* What you will do
Return each line that holds the word "this".

──────── Material provided

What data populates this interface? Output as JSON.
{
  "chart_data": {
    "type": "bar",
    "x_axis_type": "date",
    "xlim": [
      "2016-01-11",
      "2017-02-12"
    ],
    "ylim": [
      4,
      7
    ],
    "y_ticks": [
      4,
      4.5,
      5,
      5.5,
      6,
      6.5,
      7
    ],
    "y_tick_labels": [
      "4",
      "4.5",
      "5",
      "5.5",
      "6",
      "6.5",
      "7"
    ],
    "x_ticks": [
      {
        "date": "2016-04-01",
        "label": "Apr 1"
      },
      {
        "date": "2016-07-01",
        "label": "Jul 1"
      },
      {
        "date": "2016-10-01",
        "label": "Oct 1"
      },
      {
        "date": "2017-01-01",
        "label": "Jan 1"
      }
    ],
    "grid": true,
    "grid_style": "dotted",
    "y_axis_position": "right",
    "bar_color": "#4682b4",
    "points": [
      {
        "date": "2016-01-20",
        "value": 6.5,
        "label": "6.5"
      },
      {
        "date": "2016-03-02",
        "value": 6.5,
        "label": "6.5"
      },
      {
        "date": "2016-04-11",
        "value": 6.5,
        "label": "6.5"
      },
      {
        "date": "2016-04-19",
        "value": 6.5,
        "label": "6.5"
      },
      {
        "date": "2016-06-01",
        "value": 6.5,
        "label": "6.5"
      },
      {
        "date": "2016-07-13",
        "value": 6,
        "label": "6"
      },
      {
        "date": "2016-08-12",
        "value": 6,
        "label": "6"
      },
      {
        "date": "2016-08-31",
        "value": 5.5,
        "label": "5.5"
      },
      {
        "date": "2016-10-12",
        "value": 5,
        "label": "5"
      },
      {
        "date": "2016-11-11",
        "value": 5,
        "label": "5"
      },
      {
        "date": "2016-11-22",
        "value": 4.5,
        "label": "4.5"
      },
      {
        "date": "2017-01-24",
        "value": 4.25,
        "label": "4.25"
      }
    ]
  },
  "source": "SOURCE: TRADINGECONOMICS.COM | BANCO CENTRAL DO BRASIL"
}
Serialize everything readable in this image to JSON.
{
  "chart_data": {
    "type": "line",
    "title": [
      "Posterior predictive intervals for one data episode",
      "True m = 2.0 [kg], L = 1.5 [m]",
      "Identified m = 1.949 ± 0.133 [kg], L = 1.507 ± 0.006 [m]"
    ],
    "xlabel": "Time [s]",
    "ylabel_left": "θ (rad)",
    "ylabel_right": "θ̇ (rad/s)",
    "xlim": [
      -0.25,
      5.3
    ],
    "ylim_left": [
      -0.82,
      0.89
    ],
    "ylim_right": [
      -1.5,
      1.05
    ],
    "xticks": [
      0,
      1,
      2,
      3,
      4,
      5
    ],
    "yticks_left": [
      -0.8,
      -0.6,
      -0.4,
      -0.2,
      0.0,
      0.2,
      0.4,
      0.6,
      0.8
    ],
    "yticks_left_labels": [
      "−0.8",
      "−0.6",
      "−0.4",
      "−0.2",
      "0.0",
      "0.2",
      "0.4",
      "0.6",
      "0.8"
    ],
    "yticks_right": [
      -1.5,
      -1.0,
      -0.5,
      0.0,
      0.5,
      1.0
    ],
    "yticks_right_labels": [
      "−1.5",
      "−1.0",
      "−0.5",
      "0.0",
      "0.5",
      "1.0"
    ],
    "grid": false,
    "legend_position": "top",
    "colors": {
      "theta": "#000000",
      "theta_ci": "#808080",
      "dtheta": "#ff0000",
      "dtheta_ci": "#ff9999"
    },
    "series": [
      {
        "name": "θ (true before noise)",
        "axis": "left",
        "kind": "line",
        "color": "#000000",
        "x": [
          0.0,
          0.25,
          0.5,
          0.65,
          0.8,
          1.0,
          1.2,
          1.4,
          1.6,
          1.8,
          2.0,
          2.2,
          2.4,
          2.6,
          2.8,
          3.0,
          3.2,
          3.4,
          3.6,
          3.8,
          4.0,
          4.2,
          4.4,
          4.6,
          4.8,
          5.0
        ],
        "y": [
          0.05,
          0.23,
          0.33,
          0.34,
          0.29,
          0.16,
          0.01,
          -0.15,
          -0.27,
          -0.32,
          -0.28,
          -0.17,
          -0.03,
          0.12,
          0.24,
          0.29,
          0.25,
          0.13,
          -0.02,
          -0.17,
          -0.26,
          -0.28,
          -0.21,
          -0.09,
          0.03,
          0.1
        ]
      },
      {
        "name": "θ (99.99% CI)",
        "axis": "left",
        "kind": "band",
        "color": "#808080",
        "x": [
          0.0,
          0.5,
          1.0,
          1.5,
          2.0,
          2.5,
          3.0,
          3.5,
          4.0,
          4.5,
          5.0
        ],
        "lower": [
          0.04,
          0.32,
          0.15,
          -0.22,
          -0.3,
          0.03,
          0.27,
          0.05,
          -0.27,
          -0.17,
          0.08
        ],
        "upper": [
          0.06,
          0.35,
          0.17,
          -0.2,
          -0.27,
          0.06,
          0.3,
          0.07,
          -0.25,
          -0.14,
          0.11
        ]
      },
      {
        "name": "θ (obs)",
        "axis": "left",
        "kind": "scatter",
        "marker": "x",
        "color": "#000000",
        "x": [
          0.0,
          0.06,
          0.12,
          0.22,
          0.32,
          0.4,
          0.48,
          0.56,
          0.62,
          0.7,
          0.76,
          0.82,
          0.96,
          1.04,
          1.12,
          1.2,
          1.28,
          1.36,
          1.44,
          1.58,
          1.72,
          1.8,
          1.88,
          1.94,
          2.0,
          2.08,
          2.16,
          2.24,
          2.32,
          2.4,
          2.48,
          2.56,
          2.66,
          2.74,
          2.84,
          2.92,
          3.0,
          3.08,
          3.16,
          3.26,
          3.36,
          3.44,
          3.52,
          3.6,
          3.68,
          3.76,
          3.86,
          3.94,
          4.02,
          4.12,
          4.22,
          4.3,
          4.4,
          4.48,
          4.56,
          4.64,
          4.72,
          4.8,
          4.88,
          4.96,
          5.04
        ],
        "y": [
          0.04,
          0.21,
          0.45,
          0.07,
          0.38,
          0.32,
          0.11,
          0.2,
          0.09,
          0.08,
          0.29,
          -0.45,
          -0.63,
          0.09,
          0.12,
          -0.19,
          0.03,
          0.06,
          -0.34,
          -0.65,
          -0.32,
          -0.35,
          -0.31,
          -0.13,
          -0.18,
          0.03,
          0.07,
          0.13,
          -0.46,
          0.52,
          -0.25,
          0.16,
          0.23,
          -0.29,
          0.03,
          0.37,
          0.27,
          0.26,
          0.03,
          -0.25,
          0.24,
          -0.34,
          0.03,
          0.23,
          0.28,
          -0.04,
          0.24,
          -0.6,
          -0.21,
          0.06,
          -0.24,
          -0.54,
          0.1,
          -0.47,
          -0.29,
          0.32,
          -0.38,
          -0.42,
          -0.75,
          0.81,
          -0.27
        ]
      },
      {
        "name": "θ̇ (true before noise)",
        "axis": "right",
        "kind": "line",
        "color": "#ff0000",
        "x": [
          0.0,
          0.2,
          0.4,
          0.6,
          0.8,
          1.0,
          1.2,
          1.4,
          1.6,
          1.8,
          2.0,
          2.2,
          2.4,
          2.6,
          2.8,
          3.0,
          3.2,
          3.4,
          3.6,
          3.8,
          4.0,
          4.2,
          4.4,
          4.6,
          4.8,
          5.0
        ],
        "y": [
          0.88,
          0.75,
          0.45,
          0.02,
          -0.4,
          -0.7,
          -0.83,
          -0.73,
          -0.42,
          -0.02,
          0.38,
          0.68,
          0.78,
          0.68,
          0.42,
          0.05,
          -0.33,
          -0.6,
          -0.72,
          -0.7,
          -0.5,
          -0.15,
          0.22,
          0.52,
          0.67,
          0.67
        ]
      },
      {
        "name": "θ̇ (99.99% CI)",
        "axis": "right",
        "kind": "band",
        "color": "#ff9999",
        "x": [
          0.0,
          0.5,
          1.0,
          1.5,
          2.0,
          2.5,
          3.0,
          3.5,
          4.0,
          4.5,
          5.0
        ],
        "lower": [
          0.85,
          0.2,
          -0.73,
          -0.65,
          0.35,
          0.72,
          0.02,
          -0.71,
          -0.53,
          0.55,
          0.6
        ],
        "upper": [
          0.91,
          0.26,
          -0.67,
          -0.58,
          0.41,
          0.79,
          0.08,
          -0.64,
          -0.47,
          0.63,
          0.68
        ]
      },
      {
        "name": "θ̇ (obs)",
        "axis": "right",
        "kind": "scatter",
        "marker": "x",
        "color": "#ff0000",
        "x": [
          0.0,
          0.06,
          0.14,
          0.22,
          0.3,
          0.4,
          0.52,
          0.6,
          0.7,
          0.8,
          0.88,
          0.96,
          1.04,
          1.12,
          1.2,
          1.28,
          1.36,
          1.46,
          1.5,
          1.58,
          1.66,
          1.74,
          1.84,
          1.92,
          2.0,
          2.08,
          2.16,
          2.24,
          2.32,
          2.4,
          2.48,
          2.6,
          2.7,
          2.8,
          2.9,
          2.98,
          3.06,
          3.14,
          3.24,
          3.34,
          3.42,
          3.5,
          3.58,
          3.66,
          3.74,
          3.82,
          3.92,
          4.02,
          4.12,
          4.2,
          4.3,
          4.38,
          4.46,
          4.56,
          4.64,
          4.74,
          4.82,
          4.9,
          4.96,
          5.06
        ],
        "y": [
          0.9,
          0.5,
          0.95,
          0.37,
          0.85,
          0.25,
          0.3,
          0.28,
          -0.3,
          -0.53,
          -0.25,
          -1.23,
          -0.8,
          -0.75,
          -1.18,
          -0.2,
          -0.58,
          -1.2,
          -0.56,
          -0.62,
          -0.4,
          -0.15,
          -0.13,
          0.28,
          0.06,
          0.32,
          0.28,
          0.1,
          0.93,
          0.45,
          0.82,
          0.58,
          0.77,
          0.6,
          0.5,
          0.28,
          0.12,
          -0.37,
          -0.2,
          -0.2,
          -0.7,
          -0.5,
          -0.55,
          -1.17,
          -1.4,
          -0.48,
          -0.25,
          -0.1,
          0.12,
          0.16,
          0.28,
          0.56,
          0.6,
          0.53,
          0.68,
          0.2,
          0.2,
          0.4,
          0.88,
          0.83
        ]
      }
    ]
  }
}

────────────────

* Expected answer
What data populates this interface? Output as JSON.
Serialize everything readable in this image to JSON.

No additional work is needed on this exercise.